* _Task to complete_:
Show only lines that include "with".
━━━
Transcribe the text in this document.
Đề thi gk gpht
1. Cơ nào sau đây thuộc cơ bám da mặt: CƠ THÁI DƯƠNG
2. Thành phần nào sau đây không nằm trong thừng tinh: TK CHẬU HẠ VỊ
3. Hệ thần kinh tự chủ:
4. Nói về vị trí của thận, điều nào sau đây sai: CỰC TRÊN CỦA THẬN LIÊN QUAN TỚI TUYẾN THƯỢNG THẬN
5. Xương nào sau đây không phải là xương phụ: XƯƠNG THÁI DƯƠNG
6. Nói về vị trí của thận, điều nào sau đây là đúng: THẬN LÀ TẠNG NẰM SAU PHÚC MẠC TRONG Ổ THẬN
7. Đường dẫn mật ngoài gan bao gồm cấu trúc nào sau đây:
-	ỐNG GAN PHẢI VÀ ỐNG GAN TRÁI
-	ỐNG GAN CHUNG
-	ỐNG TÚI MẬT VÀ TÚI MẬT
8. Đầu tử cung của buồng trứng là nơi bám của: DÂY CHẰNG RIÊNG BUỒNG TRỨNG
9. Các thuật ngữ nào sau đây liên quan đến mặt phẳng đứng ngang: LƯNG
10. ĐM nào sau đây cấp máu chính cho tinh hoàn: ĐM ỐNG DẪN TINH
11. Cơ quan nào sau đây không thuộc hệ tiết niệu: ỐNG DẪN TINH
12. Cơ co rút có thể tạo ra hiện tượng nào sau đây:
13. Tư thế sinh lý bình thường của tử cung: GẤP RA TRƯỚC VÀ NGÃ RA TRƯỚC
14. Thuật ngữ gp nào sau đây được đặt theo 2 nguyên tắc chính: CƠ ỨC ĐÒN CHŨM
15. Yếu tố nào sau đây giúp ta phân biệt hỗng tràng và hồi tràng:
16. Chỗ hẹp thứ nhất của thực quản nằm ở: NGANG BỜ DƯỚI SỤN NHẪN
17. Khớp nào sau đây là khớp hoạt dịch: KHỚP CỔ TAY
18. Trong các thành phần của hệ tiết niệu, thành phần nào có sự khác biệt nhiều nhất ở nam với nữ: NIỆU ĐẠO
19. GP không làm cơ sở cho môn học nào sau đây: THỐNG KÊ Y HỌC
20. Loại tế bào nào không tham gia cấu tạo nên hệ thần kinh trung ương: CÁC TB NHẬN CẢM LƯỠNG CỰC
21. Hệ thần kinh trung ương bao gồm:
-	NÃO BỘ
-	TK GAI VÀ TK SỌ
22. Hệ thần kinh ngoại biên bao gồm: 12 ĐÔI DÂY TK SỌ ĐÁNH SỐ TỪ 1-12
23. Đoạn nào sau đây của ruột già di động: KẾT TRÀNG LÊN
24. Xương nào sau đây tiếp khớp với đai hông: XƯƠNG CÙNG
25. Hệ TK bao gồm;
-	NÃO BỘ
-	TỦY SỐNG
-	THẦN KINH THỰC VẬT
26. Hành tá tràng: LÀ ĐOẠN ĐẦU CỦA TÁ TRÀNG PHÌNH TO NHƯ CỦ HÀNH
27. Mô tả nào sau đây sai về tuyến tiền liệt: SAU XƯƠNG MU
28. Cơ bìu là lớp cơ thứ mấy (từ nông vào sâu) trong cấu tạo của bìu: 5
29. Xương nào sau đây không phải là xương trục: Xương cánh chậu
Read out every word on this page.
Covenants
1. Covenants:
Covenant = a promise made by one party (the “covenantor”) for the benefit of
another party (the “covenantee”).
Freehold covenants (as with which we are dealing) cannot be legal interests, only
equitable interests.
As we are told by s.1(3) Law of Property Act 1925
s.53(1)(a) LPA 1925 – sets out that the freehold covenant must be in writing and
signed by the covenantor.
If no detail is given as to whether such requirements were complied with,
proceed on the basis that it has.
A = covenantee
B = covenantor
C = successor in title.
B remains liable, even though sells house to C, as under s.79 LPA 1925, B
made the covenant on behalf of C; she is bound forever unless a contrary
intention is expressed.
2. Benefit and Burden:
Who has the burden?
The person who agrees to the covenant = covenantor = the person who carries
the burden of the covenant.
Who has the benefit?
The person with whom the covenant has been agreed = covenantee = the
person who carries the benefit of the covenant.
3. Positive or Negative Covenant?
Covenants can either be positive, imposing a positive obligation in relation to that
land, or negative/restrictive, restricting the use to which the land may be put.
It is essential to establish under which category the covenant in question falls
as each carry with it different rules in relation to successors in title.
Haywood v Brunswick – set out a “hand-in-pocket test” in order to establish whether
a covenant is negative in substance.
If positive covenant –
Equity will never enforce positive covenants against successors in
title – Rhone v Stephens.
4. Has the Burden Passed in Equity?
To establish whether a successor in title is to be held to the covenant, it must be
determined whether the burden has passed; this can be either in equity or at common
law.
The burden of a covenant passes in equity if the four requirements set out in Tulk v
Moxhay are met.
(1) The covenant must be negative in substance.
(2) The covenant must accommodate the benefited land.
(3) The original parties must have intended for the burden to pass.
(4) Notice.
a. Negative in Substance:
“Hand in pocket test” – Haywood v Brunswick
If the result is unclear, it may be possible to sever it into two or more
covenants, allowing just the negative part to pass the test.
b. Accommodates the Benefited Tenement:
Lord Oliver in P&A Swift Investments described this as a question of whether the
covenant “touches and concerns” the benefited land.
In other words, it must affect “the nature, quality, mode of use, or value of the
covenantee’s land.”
━━━
* _Result below_:
Freehold covenants (as with which we are dealing) cannot be legal interests, only
If no detail is given as to whether such requirements were complied with,
The person with whom the covenant has been agreed = covenantee = the
as each carry with it different rules in relation to successors in title.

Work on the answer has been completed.